Alice Miller : le drame de l’enfant « doué » Catherine Vincent

Catherine Vincent

«  Tous les bourreaux ont été victimes » : cette phrase seule pourrait résumer son oeuvre, tout entière consacrée à combattre la maltraitance des enfants. Pour la psychologue et psychanalyste de nationalité suisse Alice Miller, c’est dans cet abus de pouvoir, exercé dès les premières années de la vie, que se situaient les racines de la violence humaine. Sa mort, annoncée, vendredi 23 avril, par son éditeur allemand Suhrkamp, est survenue, mercredi 14 avril, dans le sud de la France. Elle avait 87 ans.

Née en Pologne, à Lvov (aujourd’hui Lviv, en Ukraine), le 12 janvier 1923, Alice Miller étudie la philosophie, la psychologie et la sociologie à Bâle (Suisse), avant d’entreprendre, à Zurich, une formation de psychanalyste.

=====

* [Consignes]
1. Répondez s'il vous plaît à ces questions sur l'article consacré à Alice Miller :
(a) Quel éditeur a annoncé sa mort ?
(b) Dans quelle ville a-t-elle entrepris sa formation de psychanalyste ?
(c) Quel âge avait-elle à sa mort ?
2. Recopiez les entrées depuis leur début jusqu'à la ligne contenant « cpu-user-bar <box>484 395 487 398</box> », celle-ci comprise, en remplaçant « cpu-system-bar » par « barre-cpu-systeme ». Ne modifiez rien d'autre.
Le texte et les entrées proviennent de sources distinctes.

=====

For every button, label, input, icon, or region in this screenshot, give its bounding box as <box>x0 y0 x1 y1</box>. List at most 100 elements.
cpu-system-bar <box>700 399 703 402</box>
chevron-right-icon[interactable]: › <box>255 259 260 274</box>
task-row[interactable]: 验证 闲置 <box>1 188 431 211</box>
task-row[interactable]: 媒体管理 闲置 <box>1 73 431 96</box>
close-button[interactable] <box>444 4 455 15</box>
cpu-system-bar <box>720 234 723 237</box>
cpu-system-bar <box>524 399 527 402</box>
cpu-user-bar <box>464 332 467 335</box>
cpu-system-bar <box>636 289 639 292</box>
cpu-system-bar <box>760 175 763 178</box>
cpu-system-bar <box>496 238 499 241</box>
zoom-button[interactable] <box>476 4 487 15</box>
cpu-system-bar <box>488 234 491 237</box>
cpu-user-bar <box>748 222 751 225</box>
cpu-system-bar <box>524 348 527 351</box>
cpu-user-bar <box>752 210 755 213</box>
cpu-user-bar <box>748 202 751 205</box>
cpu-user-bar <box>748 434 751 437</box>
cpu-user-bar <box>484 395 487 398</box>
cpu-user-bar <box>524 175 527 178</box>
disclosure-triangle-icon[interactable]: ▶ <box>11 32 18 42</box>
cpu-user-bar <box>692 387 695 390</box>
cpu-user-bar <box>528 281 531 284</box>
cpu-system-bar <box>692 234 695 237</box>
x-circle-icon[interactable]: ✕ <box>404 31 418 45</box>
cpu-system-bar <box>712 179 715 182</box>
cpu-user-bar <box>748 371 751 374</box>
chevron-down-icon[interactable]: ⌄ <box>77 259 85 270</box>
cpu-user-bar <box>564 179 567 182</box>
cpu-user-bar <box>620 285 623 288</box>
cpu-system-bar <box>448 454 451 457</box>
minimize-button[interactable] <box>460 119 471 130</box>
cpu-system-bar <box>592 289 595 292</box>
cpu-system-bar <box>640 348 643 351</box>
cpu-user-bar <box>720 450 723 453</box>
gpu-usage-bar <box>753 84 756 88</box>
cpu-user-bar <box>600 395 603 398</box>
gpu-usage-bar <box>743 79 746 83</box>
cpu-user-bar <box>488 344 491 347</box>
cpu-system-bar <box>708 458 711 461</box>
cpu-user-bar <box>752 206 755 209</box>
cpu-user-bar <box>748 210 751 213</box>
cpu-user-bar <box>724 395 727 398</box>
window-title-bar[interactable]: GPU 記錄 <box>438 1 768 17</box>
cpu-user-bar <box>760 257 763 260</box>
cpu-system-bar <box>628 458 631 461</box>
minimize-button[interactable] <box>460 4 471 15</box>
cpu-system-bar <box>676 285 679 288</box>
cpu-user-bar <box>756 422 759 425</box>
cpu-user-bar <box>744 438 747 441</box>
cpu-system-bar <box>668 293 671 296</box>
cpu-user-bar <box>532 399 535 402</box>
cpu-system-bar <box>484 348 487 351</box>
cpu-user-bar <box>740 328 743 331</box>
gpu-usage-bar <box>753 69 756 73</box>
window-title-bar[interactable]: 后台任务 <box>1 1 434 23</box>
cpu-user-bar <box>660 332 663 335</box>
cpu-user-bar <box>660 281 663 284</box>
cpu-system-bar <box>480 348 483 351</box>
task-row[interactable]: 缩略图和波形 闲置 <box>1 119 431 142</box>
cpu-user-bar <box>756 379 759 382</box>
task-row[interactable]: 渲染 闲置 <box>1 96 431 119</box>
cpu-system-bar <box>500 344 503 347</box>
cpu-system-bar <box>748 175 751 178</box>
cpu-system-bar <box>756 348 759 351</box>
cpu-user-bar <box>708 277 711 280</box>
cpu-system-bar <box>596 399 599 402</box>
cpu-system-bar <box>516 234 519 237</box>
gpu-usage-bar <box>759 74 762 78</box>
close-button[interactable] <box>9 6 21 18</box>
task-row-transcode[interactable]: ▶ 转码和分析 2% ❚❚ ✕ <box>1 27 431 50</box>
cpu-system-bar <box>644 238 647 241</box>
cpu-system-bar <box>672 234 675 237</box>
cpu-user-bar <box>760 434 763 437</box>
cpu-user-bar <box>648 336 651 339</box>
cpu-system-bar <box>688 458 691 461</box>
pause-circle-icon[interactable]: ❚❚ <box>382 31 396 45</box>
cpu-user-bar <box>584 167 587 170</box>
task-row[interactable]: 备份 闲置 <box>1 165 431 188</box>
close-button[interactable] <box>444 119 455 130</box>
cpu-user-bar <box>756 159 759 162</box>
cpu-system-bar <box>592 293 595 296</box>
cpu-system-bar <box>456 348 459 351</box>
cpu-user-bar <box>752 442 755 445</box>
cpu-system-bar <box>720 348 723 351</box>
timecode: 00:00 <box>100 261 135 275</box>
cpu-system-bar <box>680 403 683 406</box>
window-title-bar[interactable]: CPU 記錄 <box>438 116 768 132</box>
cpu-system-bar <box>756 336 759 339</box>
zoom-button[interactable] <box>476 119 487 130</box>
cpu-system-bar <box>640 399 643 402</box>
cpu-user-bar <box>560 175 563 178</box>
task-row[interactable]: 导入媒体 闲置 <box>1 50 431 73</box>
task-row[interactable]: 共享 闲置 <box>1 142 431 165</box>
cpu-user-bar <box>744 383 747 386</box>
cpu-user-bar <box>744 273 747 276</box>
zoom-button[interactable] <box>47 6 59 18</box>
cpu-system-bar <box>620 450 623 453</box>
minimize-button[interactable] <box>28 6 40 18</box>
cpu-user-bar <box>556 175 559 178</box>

=====

* [Réponses]
1.
(a) Son éditeur allemand, Suhrkamp.
(b) À Zurich.
(c) 87 ans.

2.
For every button, label, input, icon, or region in this screenshot, give its bounding box as <box>x0 y0 x1 y1</box>. List at most 100 elements.
barre-cpu-systeme <box>700 399 703 402</box>
chevron-right-icon[interactable]: › <box>255 259 260 274</box>
task-row[interactable]: 验证 闲置 <box>1 188 431 211</box>
task-row[interactable]: 媒体管理 闲置 <box>1 73 431 96</box>
close-button[interactable] <box>444 4 455 15</box>
barre-cpu-systeme <box>720 234 723 237</box>
barre-cpu-systeme <box>524 399 527 402</box>
cpu-user-bar <box>464 332 467 335</box>
barre-cpu-systeme <box>636 289 639 292</box>
barre-cpu-systeme <box>760 175 763 178</box>
barre-cpu-systeme <box>496 238 499 241</box>
zoom-button[interactable] <box>476 4 487 15</box>
barre-cpu-systeme <box>488 234 491 237</box>
cpu-user-bar <box>748 222 751 225</box>
barre-cpu-systeme <box>524 348 527 351</box>
cpu-user-bar <box>752 210 755 213</box>
cpu-user-bar <box>748 202 751 205</box>
cpu-user-bar <box>748 434 751 437</box>
cpu-user-bar <box>484 395 487 398</box>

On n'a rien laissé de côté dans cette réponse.